Task brief
Copy out the items word for word, from the first line down through the line that contains "detail-key: Mutfak [621,492,654,504]".
** BEGIN Record set **
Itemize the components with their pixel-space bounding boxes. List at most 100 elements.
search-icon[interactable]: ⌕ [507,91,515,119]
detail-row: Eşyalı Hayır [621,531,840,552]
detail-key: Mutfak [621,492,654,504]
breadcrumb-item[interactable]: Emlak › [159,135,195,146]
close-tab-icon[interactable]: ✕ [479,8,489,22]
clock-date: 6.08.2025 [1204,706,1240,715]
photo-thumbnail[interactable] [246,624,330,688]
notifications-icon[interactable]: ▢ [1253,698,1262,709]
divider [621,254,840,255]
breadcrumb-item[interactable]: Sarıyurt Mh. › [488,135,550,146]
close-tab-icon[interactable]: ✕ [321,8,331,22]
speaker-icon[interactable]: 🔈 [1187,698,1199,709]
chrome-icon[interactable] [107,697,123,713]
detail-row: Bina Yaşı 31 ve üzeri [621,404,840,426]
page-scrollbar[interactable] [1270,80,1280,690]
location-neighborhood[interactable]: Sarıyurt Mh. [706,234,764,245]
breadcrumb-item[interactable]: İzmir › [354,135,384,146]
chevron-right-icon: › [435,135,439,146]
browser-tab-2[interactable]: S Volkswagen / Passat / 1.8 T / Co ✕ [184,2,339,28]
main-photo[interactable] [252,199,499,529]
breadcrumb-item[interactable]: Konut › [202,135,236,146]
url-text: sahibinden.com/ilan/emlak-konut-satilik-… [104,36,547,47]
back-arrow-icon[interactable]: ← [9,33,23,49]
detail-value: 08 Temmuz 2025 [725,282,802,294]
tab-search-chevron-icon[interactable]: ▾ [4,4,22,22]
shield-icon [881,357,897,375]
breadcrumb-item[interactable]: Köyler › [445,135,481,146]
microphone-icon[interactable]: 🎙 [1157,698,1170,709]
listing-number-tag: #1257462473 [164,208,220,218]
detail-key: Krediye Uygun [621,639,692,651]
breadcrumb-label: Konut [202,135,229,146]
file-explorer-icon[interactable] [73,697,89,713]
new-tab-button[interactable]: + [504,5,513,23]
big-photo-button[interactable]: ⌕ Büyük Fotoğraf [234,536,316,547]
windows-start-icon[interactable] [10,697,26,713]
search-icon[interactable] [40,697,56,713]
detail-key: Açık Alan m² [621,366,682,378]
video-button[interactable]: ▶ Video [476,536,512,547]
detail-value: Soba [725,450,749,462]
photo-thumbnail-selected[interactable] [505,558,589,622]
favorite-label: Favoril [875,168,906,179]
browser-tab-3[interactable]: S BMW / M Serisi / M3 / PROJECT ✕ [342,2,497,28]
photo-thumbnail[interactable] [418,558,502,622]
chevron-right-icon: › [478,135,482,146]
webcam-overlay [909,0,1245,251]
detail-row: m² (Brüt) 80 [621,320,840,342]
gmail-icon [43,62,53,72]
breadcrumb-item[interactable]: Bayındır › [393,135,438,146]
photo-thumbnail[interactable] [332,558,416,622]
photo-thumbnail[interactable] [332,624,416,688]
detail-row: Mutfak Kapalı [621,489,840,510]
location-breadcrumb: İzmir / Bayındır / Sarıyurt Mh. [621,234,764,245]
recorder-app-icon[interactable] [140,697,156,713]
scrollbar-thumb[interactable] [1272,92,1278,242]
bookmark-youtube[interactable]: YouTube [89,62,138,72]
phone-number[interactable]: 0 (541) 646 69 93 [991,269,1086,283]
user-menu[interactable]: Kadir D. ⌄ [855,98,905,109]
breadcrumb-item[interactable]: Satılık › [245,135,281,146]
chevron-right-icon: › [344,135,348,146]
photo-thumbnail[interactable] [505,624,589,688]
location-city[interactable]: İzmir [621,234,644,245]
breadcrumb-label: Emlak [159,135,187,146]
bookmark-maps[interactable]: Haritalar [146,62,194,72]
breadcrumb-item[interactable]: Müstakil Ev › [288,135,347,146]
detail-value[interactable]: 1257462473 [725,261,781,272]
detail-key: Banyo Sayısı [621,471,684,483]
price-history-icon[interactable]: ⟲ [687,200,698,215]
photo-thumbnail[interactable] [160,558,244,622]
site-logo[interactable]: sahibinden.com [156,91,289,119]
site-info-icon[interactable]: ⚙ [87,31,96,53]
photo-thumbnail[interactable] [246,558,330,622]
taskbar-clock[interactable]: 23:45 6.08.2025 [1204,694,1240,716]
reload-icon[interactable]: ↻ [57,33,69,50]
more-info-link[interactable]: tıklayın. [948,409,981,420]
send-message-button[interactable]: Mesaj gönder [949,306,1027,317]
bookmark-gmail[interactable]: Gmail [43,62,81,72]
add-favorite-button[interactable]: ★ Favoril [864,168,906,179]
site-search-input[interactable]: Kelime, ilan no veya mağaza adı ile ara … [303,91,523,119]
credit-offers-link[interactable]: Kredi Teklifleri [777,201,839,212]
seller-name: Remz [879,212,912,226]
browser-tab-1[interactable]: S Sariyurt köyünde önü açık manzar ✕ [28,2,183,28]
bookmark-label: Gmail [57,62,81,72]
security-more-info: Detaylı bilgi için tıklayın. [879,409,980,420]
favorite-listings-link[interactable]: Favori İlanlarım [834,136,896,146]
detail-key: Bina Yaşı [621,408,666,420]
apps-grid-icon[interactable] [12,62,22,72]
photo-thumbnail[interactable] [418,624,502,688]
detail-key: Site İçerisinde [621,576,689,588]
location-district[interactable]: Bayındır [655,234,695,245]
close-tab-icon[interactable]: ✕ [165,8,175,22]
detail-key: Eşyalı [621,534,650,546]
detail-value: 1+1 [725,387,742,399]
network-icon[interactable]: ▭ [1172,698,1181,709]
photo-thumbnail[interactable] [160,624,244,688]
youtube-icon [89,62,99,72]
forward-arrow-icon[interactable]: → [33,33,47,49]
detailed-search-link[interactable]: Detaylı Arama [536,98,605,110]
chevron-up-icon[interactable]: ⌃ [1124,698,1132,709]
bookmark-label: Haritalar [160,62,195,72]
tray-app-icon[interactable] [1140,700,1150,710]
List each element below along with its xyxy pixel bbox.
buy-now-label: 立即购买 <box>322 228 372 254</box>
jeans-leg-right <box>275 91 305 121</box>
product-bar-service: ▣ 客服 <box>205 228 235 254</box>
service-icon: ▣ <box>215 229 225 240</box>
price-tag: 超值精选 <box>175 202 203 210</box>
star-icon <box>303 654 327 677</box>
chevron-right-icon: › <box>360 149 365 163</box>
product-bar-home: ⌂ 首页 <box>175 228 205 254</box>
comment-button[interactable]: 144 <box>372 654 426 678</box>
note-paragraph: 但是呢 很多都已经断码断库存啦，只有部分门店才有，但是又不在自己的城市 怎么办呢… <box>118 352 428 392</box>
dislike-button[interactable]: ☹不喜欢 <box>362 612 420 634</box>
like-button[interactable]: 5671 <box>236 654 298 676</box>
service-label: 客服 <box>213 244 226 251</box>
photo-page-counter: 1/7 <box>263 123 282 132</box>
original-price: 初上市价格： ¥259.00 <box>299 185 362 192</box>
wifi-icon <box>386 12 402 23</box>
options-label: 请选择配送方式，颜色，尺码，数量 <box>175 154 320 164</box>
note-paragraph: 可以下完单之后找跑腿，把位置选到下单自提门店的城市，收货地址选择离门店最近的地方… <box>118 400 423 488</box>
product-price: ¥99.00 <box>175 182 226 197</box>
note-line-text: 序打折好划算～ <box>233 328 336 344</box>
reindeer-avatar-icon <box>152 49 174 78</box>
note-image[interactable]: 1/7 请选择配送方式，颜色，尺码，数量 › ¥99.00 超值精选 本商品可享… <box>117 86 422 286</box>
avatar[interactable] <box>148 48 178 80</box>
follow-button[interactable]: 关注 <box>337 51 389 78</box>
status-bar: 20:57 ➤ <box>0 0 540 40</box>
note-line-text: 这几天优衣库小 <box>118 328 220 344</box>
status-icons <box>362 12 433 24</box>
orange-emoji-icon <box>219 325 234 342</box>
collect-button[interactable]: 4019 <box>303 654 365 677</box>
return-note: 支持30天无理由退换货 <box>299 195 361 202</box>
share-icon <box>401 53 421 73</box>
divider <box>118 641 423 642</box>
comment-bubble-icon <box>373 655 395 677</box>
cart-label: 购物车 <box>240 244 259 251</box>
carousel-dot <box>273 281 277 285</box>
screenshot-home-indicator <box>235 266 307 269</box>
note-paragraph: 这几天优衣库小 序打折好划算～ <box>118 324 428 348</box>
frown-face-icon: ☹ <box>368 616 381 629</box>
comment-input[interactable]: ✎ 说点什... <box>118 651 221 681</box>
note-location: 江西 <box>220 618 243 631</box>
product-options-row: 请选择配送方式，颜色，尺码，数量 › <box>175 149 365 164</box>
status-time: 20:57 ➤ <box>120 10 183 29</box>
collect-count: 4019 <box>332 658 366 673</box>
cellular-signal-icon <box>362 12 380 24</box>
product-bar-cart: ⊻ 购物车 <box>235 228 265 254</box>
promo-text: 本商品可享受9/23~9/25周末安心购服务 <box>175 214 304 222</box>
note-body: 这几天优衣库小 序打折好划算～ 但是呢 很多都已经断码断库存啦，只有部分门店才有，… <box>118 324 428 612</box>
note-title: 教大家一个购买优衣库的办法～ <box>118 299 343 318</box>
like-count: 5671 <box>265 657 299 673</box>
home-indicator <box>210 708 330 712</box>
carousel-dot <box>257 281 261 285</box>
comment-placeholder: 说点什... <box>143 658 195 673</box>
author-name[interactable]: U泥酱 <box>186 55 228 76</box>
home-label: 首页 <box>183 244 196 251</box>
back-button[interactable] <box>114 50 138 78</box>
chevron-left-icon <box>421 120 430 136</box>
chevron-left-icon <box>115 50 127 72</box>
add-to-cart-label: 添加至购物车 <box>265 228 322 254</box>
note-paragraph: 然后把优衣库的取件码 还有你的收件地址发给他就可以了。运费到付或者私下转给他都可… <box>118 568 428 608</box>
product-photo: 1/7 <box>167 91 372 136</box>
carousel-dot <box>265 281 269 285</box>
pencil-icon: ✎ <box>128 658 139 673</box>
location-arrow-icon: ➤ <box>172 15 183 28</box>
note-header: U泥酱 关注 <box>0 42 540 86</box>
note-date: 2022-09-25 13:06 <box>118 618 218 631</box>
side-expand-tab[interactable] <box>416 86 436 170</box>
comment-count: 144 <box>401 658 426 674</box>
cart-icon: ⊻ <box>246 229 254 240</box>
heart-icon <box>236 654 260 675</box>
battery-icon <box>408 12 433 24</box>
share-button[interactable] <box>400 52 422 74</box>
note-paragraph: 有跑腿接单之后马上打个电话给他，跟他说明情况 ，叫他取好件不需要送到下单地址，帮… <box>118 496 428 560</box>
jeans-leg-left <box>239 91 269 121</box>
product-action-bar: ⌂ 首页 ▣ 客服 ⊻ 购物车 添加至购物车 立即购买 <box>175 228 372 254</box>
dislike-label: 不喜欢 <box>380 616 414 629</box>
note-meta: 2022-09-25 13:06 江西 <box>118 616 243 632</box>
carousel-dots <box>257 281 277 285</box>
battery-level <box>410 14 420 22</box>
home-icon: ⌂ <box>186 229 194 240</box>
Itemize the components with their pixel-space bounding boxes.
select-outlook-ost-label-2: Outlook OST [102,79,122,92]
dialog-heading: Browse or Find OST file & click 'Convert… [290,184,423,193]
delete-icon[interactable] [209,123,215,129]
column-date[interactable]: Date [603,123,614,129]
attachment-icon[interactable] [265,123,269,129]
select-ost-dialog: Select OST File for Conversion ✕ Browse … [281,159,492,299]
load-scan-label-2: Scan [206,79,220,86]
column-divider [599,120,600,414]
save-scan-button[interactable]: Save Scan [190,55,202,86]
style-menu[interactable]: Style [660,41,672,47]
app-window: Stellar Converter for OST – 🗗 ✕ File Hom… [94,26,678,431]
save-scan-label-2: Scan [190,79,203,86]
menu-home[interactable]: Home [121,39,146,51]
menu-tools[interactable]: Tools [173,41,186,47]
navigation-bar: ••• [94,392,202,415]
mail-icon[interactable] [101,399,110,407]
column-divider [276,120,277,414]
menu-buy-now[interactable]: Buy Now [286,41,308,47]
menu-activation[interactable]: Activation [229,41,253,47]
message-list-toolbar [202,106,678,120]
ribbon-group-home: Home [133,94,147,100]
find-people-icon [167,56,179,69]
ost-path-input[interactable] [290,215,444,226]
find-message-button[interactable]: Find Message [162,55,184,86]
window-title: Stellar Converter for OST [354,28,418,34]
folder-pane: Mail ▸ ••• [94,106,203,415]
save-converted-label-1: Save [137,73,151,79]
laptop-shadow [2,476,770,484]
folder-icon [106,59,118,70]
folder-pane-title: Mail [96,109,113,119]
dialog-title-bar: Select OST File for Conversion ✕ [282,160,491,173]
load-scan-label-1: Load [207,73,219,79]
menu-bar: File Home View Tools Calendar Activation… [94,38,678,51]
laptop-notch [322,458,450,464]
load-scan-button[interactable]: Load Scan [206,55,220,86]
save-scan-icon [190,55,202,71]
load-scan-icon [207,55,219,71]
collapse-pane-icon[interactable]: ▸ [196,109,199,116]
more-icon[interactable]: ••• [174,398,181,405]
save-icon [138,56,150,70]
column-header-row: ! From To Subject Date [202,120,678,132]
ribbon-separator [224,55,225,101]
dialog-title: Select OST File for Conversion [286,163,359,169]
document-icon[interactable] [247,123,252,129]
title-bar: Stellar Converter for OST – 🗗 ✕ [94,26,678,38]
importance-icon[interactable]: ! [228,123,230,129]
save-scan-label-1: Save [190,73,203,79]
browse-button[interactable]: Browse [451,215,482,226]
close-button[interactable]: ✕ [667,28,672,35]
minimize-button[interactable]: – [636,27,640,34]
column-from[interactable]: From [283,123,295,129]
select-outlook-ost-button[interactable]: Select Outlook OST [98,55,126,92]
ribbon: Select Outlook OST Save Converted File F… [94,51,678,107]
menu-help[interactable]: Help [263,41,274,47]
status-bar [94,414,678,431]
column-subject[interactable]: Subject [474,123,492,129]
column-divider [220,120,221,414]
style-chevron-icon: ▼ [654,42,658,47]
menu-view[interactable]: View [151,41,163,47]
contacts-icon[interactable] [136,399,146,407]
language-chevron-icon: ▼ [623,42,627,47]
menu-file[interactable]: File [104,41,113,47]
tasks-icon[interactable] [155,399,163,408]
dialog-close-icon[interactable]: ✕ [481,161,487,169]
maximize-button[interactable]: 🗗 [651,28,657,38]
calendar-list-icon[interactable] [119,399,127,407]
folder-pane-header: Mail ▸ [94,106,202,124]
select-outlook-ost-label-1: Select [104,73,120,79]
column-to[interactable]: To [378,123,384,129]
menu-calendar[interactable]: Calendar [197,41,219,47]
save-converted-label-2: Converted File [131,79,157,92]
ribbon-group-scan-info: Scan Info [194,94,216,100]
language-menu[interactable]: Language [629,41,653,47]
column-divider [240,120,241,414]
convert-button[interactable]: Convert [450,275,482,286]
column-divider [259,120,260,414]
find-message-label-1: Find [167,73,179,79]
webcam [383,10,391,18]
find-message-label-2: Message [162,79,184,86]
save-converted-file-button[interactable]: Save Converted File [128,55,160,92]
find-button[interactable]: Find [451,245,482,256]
** END Record set **
Expected output
Itemize the components with their pixel-space bounding boxes. List at most 100 elements.
search-icon[interactable]: ⌕ [507,91,515,119]
detail-row: Eşyalı Hayır [621,531,840,552]
detail-key: Mutfak [621,492,654,504]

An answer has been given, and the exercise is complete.